begin ROWS
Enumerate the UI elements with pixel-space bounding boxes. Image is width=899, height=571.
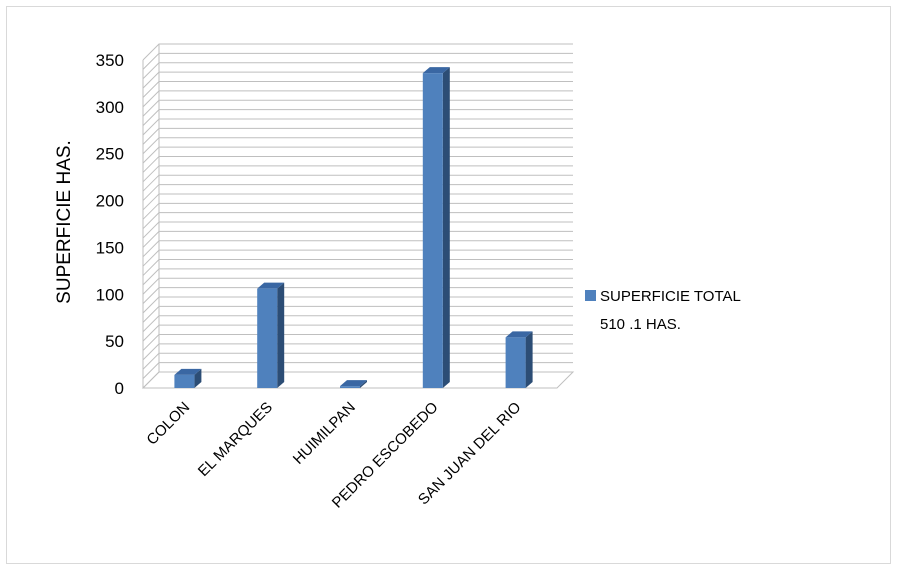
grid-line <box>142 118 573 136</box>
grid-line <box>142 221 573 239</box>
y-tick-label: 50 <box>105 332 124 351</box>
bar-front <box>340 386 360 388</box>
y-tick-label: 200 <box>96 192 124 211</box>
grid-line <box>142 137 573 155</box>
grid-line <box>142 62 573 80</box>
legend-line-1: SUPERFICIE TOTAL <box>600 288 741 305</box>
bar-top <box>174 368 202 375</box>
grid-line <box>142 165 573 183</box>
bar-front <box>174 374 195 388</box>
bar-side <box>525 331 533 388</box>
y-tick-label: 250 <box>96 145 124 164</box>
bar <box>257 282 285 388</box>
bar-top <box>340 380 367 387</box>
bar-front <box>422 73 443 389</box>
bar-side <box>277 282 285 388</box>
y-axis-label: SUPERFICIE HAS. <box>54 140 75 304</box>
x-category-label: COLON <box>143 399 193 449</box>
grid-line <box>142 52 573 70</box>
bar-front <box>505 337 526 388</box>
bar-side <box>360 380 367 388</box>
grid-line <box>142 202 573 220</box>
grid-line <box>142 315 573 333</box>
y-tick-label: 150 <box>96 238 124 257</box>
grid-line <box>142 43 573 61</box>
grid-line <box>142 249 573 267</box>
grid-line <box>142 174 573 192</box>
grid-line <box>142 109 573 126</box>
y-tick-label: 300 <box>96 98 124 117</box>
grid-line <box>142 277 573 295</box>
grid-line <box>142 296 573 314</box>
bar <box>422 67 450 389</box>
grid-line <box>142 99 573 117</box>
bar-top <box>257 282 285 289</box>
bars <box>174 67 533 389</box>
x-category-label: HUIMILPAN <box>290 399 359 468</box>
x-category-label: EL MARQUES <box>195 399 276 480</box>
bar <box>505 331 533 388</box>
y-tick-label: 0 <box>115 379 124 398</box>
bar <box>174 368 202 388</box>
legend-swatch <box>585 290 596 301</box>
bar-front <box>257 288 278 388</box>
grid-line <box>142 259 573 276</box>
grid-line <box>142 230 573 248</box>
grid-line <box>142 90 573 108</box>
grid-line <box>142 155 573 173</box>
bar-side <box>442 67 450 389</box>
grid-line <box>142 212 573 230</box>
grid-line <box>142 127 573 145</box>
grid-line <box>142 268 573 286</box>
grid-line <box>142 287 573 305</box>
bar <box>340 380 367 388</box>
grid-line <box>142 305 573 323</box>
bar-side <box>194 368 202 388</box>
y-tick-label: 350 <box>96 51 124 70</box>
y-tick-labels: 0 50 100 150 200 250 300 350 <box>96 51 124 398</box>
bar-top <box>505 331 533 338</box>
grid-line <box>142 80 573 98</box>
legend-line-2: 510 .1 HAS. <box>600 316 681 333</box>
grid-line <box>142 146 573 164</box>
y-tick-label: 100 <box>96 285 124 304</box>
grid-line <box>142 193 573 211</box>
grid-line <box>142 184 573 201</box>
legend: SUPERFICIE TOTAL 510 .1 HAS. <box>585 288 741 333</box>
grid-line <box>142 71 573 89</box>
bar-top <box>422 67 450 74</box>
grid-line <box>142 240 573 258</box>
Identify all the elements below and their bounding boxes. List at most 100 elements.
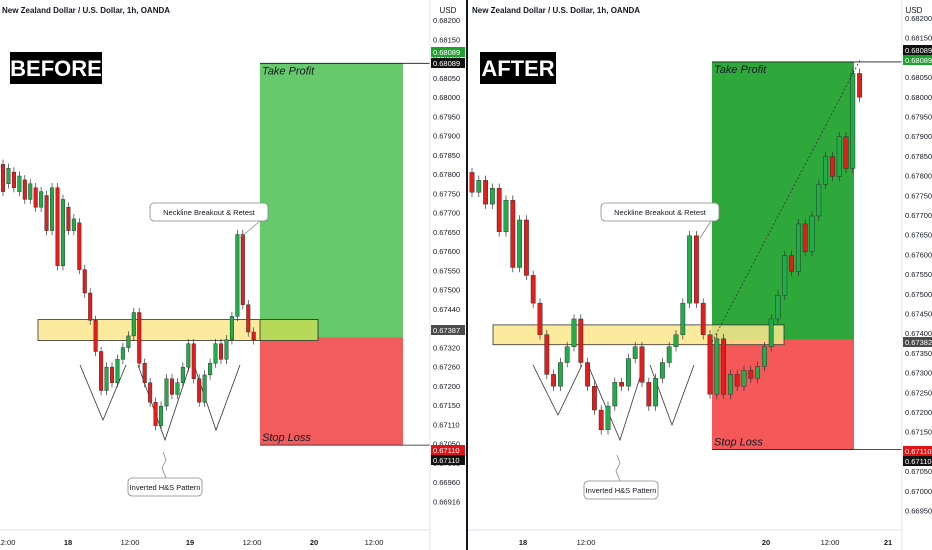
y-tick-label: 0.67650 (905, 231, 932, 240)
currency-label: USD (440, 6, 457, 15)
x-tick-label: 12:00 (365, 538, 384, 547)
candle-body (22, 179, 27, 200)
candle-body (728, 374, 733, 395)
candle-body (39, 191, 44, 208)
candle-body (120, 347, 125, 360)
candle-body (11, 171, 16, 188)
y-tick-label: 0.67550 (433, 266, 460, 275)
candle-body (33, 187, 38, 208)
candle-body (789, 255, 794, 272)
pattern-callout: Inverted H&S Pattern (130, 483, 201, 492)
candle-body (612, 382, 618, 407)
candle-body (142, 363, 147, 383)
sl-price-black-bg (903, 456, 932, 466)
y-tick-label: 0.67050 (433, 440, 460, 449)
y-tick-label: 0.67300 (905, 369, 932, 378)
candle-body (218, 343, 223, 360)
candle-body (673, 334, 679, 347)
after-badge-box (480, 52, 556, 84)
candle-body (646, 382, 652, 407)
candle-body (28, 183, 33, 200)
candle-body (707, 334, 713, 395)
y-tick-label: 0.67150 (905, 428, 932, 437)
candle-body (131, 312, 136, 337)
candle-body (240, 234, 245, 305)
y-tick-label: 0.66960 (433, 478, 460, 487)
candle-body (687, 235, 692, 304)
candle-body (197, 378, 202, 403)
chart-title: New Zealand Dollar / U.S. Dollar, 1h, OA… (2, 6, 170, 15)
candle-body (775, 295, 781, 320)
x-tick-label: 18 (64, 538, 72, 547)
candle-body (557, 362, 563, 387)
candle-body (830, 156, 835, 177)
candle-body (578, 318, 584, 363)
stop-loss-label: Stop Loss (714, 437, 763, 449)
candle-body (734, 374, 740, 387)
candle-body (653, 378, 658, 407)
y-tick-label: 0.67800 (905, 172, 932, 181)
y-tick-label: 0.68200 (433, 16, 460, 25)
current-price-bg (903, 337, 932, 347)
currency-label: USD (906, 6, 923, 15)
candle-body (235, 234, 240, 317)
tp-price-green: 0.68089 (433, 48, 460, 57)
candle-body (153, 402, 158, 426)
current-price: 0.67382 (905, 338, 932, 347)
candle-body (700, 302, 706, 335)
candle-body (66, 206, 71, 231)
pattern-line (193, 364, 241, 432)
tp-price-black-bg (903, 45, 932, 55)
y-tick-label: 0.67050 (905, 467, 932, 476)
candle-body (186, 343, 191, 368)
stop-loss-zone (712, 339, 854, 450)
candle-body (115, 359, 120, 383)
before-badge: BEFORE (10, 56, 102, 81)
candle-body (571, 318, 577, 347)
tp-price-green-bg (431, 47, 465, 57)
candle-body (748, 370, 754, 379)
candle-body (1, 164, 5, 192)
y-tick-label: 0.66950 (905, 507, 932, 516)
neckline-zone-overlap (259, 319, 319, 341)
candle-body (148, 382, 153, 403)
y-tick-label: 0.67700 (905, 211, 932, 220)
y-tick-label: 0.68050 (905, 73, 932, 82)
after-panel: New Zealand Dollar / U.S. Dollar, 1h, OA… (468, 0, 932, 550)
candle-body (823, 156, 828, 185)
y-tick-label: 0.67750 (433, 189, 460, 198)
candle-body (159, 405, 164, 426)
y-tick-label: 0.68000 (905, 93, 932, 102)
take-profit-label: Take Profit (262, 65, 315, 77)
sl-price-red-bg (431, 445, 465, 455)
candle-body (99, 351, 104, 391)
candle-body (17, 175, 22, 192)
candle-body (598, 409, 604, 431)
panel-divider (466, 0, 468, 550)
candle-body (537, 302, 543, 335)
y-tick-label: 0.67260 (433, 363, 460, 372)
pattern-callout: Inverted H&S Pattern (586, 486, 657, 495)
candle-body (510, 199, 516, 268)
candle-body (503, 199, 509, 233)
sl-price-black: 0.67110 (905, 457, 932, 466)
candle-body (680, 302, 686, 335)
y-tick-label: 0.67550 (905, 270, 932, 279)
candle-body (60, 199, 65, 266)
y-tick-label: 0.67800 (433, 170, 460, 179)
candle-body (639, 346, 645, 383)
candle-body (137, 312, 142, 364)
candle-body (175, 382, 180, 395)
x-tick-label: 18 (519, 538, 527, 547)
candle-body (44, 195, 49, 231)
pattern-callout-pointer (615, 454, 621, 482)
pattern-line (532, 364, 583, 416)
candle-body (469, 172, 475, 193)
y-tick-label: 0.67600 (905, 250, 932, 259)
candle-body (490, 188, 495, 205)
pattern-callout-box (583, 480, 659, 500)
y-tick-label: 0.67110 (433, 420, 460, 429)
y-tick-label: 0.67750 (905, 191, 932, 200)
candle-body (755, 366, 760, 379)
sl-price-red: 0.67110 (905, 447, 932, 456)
end ROWS
Update the listing from the line with "y-tick-label: 0.67650 (905, 231, 932, 240)" to the line with "candle-body (120, 347, 125, 360)" by replacing "candle-body" with "candlestick-body". Keep everything else unchanged, and give back only those lines.

- **EXERCISE RESULT**:
y-tick-label: 0.67650 (905, 231, 932, 240)
currency-label: USD (440, 6, 457, 15)
x-tick-label: 12:00 (365, 538, 384, 547)
candlestick-body (22, 179, 27, 200)
candlestick-body (728, 374, 733, 395)
candlestick-body (39, 191, 44, 208)
candlestick-body (120, 347, 125, 360)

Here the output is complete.